DIRECTIONS: Go through the entries and say how many lines contain the string "this". The number is the whole answer.
______________________________
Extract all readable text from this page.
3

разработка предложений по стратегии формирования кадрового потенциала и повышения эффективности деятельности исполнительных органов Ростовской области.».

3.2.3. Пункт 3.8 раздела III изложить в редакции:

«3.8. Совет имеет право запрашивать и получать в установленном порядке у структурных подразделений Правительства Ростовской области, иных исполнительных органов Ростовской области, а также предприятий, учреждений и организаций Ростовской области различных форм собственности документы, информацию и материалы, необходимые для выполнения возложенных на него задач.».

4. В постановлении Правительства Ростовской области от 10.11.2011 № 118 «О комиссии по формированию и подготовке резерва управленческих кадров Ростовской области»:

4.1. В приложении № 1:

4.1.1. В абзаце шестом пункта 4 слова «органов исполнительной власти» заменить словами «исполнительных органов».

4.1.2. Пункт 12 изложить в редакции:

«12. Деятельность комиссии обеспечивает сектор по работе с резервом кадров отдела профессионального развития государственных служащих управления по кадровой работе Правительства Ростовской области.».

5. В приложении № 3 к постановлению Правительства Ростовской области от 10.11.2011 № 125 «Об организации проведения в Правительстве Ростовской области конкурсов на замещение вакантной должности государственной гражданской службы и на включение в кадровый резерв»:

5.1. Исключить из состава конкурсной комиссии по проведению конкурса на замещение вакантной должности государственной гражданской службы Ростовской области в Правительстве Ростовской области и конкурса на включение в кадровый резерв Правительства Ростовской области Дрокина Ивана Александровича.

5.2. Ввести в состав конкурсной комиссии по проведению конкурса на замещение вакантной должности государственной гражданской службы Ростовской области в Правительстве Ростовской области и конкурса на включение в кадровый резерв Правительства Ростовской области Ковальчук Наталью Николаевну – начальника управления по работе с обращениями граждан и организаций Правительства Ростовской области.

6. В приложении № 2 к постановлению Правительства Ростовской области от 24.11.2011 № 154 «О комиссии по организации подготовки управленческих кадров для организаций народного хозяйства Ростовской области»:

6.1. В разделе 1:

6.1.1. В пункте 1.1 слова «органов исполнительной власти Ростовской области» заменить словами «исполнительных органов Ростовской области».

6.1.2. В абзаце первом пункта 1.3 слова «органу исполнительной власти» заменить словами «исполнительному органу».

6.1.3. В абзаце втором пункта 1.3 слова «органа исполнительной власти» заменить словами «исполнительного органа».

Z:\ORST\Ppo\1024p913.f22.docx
______________________________
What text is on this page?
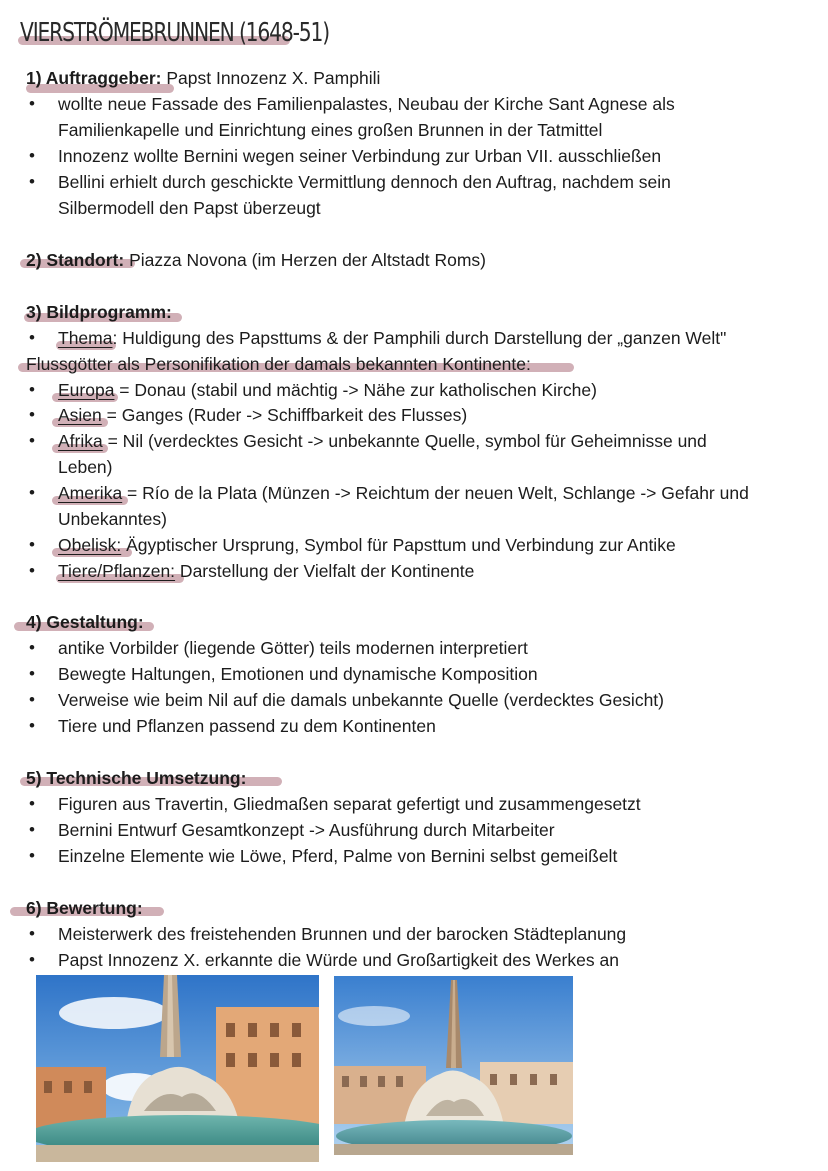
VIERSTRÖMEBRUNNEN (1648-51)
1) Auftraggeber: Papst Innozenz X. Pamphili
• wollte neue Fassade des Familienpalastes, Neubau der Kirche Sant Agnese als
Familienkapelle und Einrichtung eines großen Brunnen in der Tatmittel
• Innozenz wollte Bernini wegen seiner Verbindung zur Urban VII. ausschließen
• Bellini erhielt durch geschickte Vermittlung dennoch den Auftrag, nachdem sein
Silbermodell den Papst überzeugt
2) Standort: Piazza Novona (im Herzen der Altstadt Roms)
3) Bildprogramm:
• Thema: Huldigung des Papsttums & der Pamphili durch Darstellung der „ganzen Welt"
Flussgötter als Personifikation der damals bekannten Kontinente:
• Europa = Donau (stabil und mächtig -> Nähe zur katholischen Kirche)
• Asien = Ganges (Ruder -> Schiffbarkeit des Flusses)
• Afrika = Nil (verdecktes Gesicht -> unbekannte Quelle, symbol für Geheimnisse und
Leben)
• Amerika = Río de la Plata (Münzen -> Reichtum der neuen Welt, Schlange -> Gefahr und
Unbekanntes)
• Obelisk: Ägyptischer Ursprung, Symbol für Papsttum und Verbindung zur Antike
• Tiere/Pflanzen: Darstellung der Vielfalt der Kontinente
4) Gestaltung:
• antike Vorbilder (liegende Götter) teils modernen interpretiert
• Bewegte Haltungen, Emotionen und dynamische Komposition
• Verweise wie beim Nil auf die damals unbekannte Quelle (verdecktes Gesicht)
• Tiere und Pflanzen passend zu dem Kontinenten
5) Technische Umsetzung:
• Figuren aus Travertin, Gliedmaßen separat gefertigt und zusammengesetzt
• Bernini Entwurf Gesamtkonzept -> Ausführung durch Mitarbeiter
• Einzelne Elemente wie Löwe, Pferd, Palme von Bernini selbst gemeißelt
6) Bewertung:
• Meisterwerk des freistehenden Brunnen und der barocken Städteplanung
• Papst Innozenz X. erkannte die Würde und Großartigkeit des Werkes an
______________________________
THE COMPLETED TASK: 2